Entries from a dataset

══════

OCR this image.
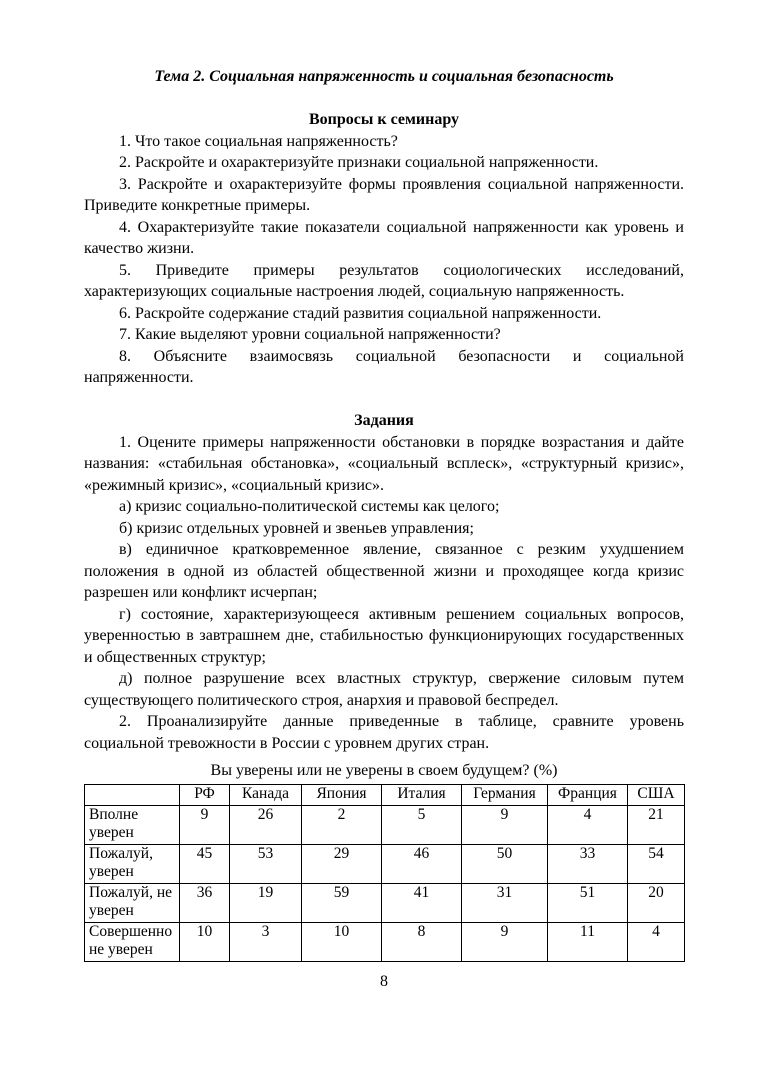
Тема 2. Социальная напряженность и социальная безопасность
Вопросы к семинару

1. Что такое социальная напряженность?

2. Раскройте и охарактеризуйте признаки социальной напряженности.

3. Раскройте и охарактеризуйте формы проявления социальной напряженности. Приведите конкретные примеры.

4. Охарактеризуйте такие показатели социальной напряженности как уровень и качество жизни.

5. Приведите примеры результатов социологических исследований, характеризующих социальные настроения людей, социальную напряженность.

6. Раскройте содержание стадий развития социальной напряженности.

7. Какие выделяют уровни социальной напряженности?

8. Объясните взаимосвязь социальной безопасности и социальной напряженности.

Задания

1. Оцените примеры напряженности обстановки в порядке возрастания и дайте названия: «стабильная обстановка», «социальный всплеск», «структурный кризис», «режимный кризис», «социальный кризис».

а) кризис социально-политической системы как целого;

б) кризис отдельных уровней и звеньев управления;

в) единичное кратковременное явление, связанное с резким ухудшением положения в одной из областей общественной жизни и проходящее когда кризис разрешен или конфликт исчерпан;

г) состояние, характеризующееся активным решением социальных вопросов, уверенностью в завтрашнем дне, стабильностью функционирующих государственных и общественных структур;

д) полное разрушение всех властных структур, свержение силовым путем существующего политического строя, анархия и правовой беспредел.

2. Проанализируйте данные приведенные в таблице, сравните уровень социальной тревожности в России с уровнем других стран.

Вы уверены или не уверены в своем будущем? (%)

	РФ	Канада	Япония	Италия	Германия	Франция	США
Вполне уверен	9	26	2	5	9	4	21
Пожалуй, уверен	45	53	29	46	50	33	54
Пожалуй, не уверен	36	19	59	41	31	51	20
Совершенно не уверен	10	3	10	8	9	11	4
8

══════

Count each line where the string "кризис" occurs, and write only the number.

4